Collected data:
----------
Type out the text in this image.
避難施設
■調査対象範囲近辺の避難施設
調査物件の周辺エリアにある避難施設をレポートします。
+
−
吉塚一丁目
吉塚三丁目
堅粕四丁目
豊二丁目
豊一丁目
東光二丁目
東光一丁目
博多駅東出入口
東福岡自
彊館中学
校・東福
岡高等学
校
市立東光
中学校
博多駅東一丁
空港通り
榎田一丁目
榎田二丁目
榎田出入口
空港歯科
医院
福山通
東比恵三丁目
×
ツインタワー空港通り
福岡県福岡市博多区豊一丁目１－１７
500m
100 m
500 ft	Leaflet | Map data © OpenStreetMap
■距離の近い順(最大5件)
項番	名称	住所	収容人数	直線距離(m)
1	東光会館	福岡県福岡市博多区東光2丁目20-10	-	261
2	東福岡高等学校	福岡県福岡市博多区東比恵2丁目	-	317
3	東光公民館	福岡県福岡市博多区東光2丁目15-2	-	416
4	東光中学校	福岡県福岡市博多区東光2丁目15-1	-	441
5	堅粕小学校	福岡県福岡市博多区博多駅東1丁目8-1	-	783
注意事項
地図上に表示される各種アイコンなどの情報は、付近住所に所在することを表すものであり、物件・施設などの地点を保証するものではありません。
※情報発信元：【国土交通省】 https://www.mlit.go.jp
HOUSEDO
----------
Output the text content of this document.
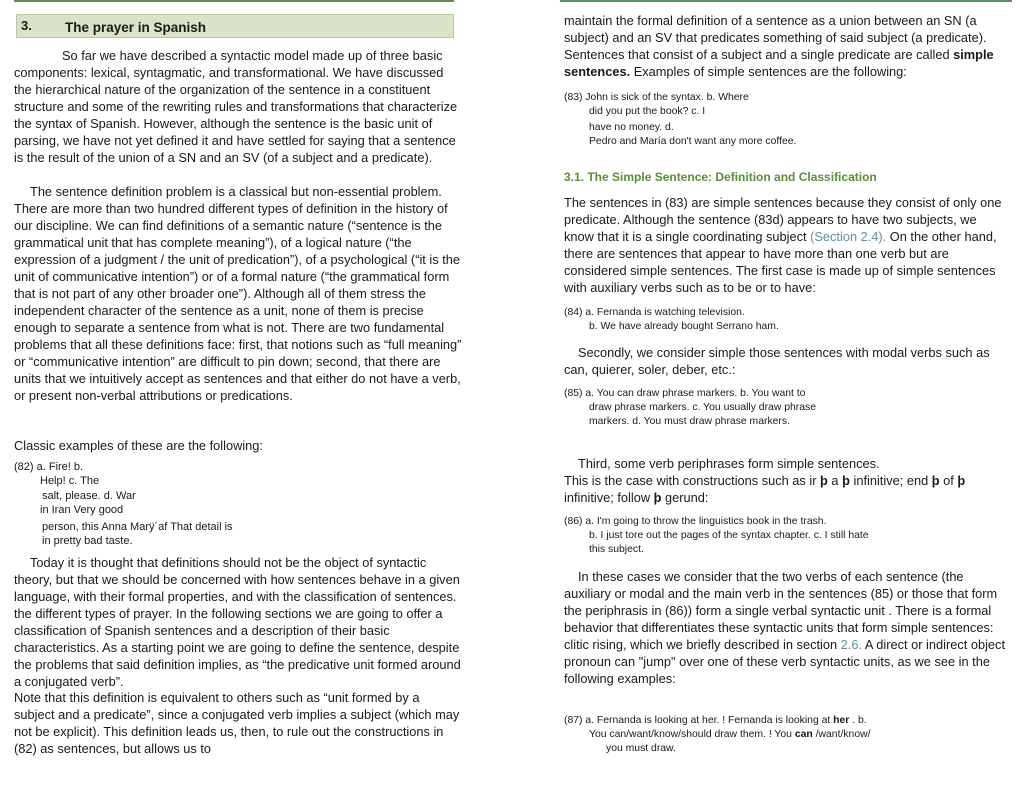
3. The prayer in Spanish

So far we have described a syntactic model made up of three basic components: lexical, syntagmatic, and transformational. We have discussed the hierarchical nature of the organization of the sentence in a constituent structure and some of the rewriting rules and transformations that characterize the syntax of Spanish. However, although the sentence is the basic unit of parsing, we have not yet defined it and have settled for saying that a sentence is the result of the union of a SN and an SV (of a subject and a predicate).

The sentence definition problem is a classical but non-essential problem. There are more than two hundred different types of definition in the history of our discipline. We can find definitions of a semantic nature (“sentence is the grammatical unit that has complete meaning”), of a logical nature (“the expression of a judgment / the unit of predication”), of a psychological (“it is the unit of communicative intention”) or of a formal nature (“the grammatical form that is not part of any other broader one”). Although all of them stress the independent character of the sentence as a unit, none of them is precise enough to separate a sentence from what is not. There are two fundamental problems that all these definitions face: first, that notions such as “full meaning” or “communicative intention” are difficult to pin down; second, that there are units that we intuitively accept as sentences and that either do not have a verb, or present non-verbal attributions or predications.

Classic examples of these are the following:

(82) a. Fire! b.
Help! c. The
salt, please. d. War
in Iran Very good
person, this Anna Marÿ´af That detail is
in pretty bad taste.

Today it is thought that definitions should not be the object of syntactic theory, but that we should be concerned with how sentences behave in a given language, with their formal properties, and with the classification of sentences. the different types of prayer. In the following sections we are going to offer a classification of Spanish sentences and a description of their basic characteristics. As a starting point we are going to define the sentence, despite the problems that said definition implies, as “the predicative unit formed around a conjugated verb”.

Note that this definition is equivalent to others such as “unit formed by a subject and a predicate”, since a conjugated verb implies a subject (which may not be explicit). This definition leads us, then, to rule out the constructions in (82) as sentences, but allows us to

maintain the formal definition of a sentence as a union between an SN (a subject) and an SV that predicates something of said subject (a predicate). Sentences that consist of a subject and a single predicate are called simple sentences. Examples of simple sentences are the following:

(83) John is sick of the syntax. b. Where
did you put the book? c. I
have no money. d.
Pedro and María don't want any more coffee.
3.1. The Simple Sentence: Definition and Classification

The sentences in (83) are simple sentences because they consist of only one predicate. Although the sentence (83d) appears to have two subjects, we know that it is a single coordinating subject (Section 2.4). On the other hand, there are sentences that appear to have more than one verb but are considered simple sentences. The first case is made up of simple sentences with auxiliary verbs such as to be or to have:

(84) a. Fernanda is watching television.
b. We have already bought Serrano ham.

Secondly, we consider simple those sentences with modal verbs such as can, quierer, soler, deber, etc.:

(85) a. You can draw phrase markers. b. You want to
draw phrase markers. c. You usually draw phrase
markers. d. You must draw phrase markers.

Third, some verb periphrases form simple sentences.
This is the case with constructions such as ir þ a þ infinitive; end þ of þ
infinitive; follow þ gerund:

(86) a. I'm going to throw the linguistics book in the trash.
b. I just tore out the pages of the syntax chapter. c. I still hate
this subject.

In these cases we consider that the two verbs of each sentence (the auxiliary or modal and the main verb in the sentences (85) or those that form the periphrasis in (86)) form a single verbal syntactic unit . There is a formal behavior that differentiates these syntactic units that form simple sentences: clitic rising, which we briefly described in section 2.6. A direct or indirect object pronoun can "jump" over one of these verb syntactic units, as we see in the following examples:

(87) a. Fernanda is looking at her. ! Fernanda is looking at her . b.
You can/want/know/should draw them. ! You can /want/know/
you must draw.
----------
Short task: Read the data above. Pull out each line in which the string "going" appears.

Result for this exercise:
Today it is thought that definitions should not be the object of syntactic theory, but that we should be concerned with how sentences behave in a given language, with their formal properties, and with the classification of sentences. the different types of prayer. In the following sections we are going to offer a classification of Spanish sentences and a description of their basic characteristics. As a starting point we are going to define the sentence, despite the problems that said definition implies, as “the predicative unit formed around a conjugated verb”.
(86) a. I'm going to throw the linguistics book in the trash.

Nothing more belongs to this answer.